*STATED PROBLEM:*
Count every line in the entries that contains "souborů". Report that count alone.

___ AVAILABLE DATA

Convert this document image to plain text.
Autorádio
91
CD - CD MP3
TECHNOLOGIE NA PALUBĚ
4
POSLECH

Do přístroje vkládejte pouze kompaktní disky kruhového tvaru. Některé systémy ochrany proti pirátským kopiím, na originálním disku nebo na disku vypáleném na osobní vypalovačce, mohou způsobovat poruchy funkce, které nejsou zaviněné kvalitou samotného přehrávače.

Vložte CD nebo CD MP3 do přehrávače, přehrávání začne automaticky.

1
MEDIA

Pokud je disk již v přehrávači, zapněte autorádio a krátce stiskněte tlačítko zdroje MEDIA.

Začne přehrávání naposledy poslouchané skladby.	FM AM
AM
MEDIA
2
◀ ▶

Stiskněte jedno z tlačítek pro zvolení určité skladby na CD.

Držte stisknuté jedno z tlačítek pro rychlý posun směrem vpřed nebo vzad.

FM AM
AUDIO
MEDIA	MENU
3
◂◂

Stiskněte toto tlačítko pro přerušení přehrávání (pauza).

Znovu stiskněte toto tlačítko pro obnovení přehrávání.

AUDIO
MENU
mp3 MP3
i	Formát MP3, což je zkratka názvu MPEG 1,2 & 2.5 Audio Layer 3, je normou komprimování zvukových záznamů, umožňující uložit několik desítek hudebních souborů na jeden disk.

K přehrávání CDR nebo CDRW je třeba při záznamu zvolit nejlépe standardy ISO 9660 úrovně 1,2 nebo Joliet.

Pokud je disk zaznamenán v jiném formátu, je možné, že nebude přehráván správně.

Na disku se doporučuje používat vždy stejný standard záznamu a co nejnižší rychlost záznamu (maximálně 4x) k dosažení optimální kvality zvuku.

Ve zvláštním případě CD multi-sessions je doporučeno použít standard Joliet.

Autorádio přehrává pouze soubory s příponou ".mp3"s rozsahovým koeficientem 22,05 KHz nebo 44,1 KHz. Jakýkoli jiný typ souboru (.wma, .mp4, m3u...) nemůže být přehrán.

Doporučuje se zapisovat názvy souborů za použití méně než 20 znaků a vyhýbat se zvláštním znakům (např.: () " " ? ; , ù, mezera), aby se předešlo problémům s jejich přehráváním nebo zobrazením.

______

*SOLUTION TO THE EXERCISE:*
2